**What is asked:**
Pictures stay out of the copy; restate everything else in the material exactly.

Extracted data entries
□ □ □

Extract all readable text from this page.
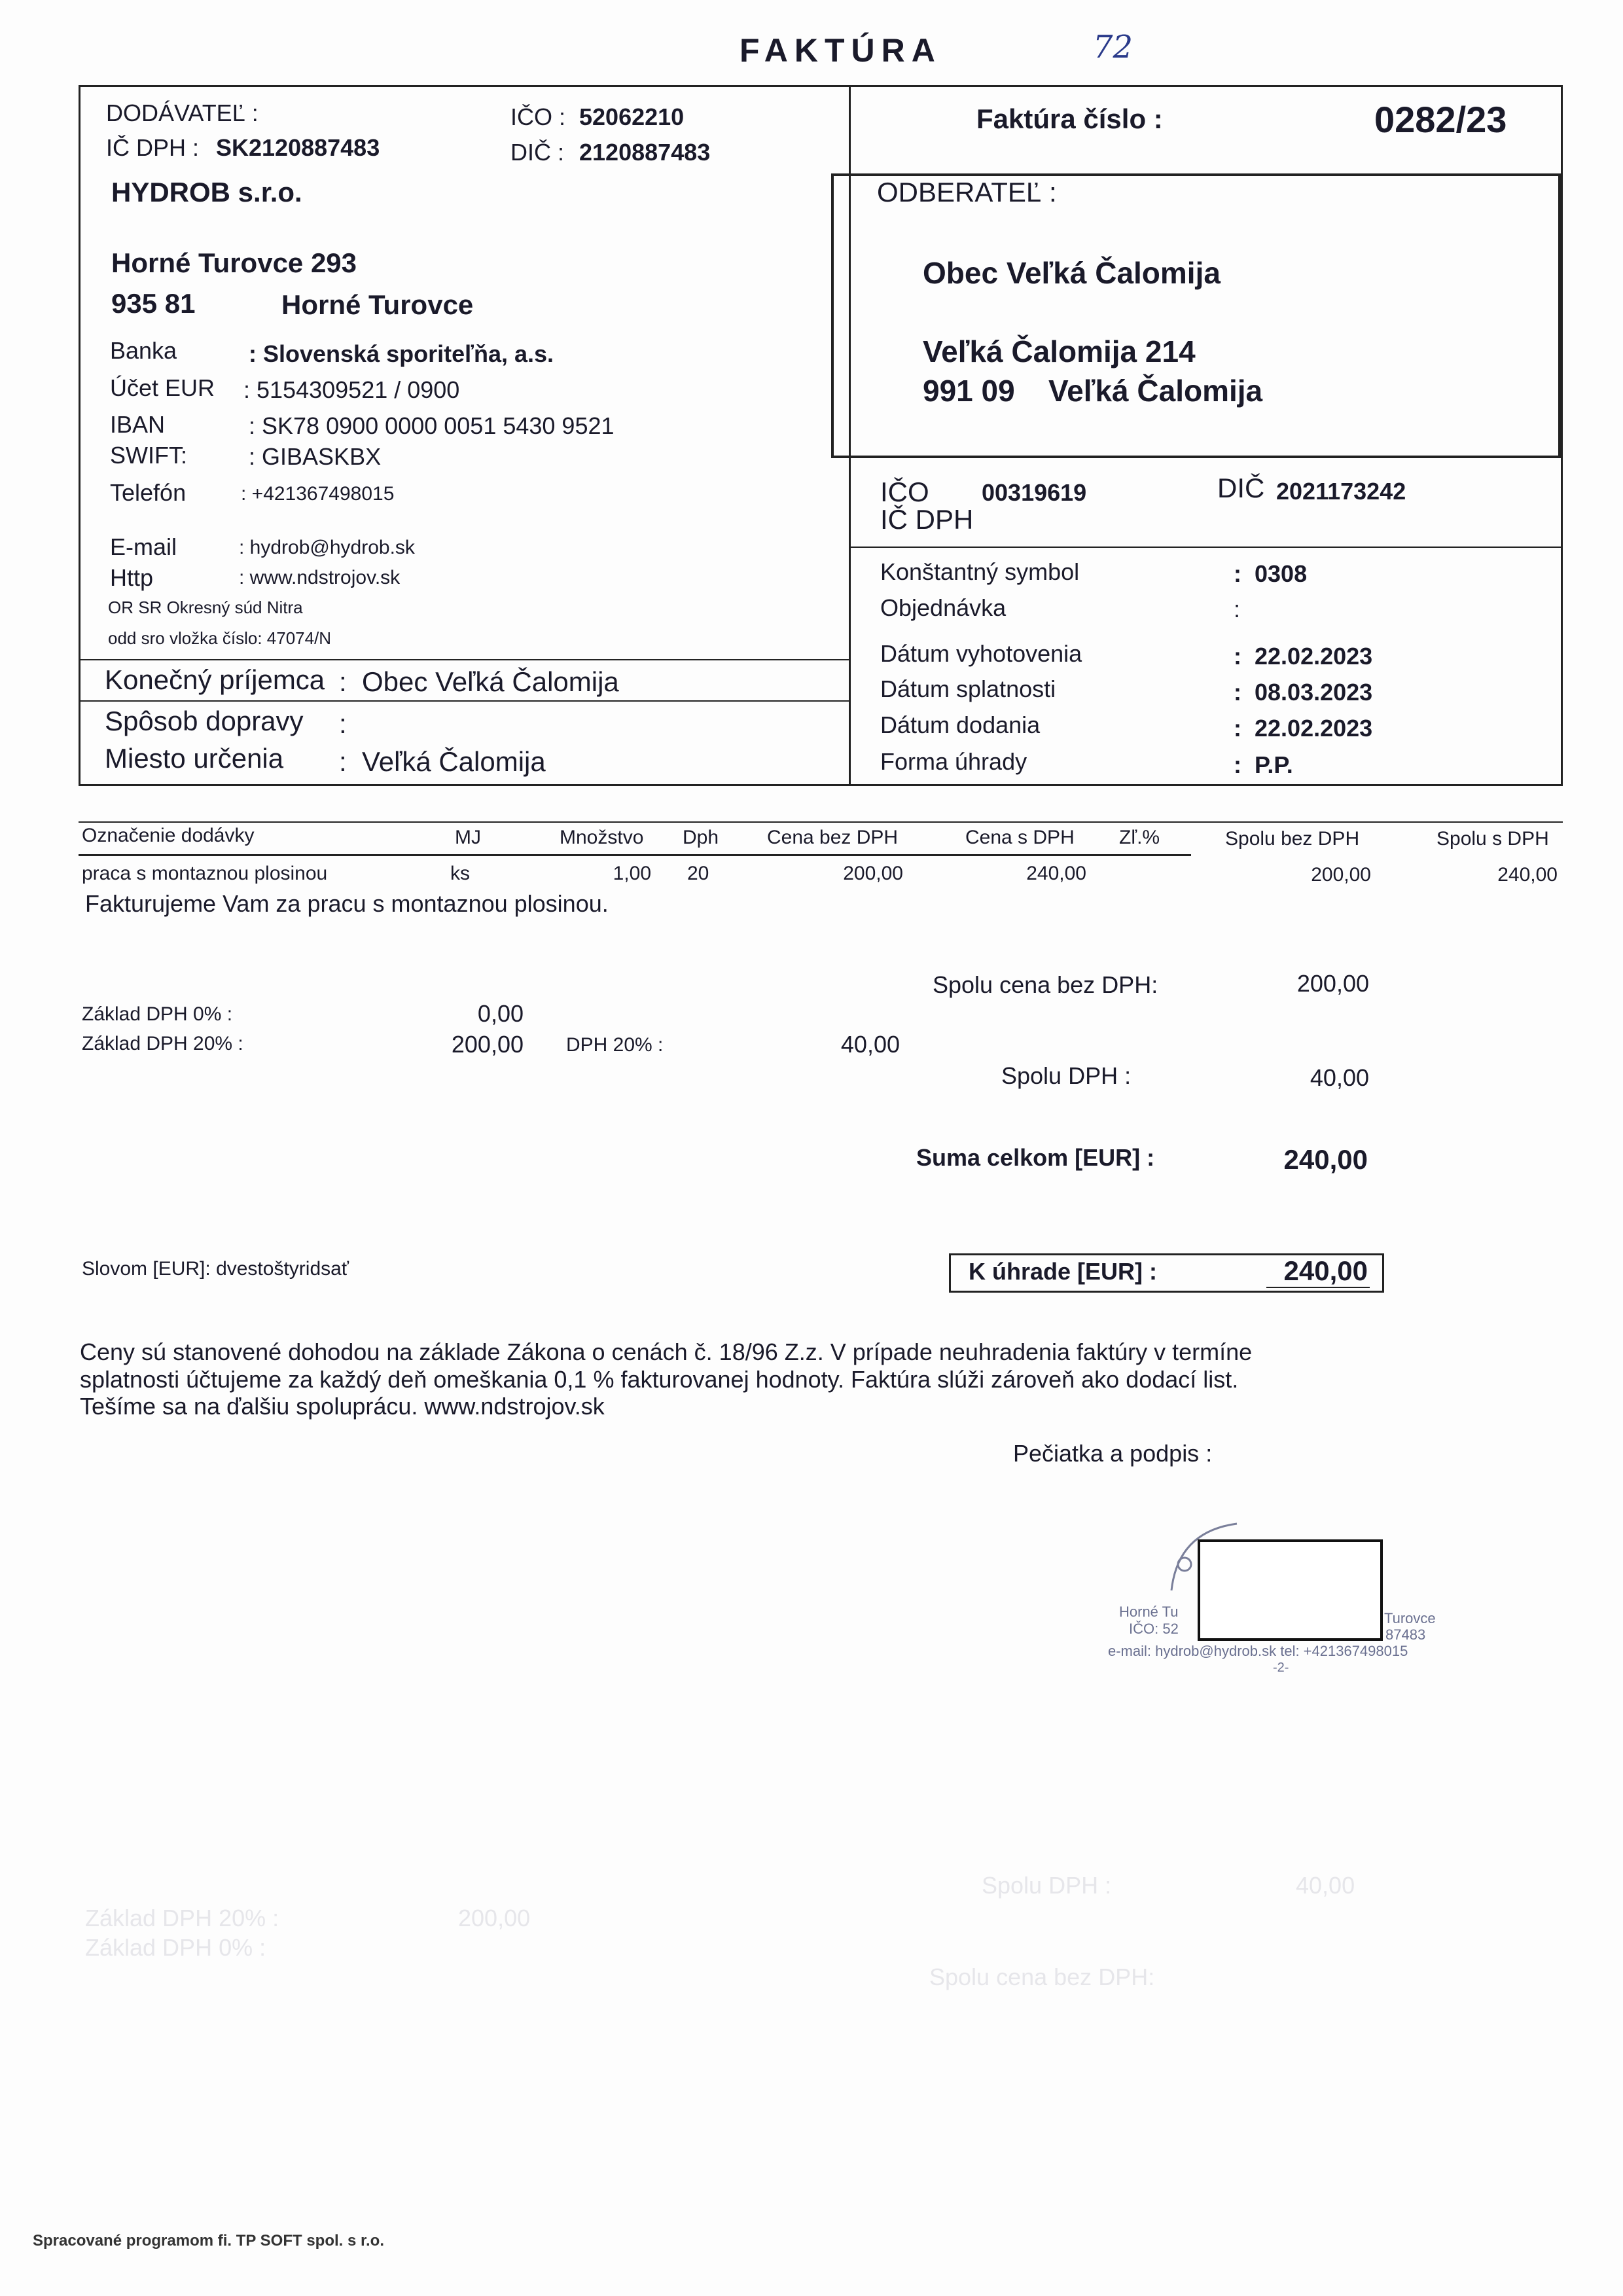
FAKTÚRA	72
DODÁVATEĽ :
IČ DPH : SK2120887483
IČO : 52062210
DIČ : 2120887483
HYDROB s.r.o.
Horné Turovce 293
935 81	Horné Turovce
Banka	: Slovenská sporiteľňa, a.s.
Účet EUR : 5154309521 / 0900
IBAN	: SK78 0900 0000 0051 5430 9521
SWIFT:	: GIBASKBX
Telefón	: +421367498015
E-mail	: hydrob@hydrob.sk
Http	: www.ndstrojov.sk
OR SR Okresný súd Nitra
odd sro vložka číslo: 47074/N
Konečný príjemca :  Obec Veľká Čalomija
Spôsob dopravy :
Miesto určenia :  Veľká Čalomija
Faktúra číslo :	0282/23
ODBERATEĽ :
Obec Veľká Čalomija
Veľká Čalomija 214
991 09 Veľká Čalomija
IČO 00319619
IČ DPH
DIČ 2021173242
Konštantný symbol	:  0308
Objednávka	:
Dátum vyhotovenia	:  22.02.2023
Dátum splatnosti	:  08.03.2023
Dátum dodania	:  22.02.2023
Forma úhrady	:  P.P.
Označenie dodávky	MJ	Množstvo Dph Cena bez DPH	Cena s DPH Zľ.%	Spolu bez DPH	Spolu s DPH
praca s montaznou plosinou	ks	1,00 20	200,00	240,00	200,00	240,00
Fakturujeme Vam za pracu s montaznou plosinou.
Základ DPH 0% :	0,00
Základ DPH 20% :	200,00 DPH 20% :	40,00
Spolu cena bez DPH:	200,00
Spolu DPH :	40,00
Suma celkom [EUR] :	240,00
Slovom [EUR]: dvestoštyridsať	K úhrade [EUR] :	240,00
Ceny sú stanovené dohodou na základe Zákona o cenách č. 18/96 Z.z. V prípade neuhradenia faktúry v termíne
splatnosti účtujeme za každý deň omeškania 0,1 % fakturovanej hodnoty. Faktúra slúži zároveň ako dodací list.
Tešíme sa na ďalšiu spoluprácu. www.ndstrojov.sk
Pečiatka a podpis :
Horné Tu	Turovce
IČO: 52	87483
e-mail: hydrob@hydrob.sk tel: +421367498015
-2-
Spolu DPH :	40,00
Základ DPH 20% :	200,00
Základ DPH 0% :
Spolu cena bez DPH:
Spracované programom fi. TP SOFT spol. s r.o.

□ □ □

**Expected answer:**
Extract all readable text from this page.
FAKTÚRA	72
DODÁVATEĽ :
IČ DPH : SK2120887483
IČO : 52062210
DIČ : 2120887483
HYDROB s.r.o.
Horné Turovce 293
935 81	Horné Turovce
Banka	: Slovenská sporiteľňa, a.s.
Účet EUR : 5154309521 / 0900
IBAN	: SK78 0900 0000 0051 5430 9521
SWIFT:	: GIBASKBX
Telefón	: +421367498015
E-mail	: hydrob@hydrob.sk
Http	: www.ndstrojov.sk
OR SR Okresný súd Nitra
odd sro vložka číslo: 47074/N
Konečný príjemca :  Obec Veľká Čalomija
Spôsob dopravy :
Miesto určenia :  Veľká Čalomija
Faktúra číslo :	0282/23
ODBERATEĽ :
Obec Veľká Čalomija
Veľká Čalomija 214
991 09 Veľká Čalomija
IČO 00319619
IČ DPH
DIČ 2021173242
Konštantný symbol	:  0308
Objednávka	:
Dátum vyhotovenia	:  22.02.2023
Dátum splatnosti	:  08.03.2023
Dátum dodania	:  22.02.2023
Forma úhrady	:  P.P.
Označenie dodávky	MJ	Množstvo Dph Cena bez DPH	Cena s DPH Zľ.%	Spolu bez DPH	Spolu s DPH
praca s montaznou plosinou	ks	1,00 20	200,00	240,00	200,00	240,00
Fakturujeme Vam za pracu s montaznou plosinou.
Základ DPH 0% :	0,00
Základ DPH 20% :	200,00 DPH 20% :	40,00
Spolu cena bez DPH:	200,00
Spolu DPH :	40,00
Suma celkom [EUR] :	240,00
Slovom [EUR]: dvestoštyridsať	K úhrade [EUR] :	240,00
Ceny sú stanovené dohodou na základe Zákona o cenách č. 18/96 Z.z. V prípade neuhradenia faktúry v termíne
splatnosti účtujeme za každý deň omeškania 0,1 % fakturovanej hodnoty. Faktúra slúži zároveň ako dodací list.
Tešíme sa na ďalšiu spoluprácu. www.ndstrojov.sk
Pečiatka a podpis :
Horné Tu	Turovce
IČO: 52	87483
e-mail: hydrob@hydrob.sk tel: +421367498015
-2-
Spolu DPH :	40,00
Základ DPH 20% :	200,00
Základ DPH 0% :
Spolu cena bez DPH:
Spracované programom fi. TP SOFT spol. s r.o.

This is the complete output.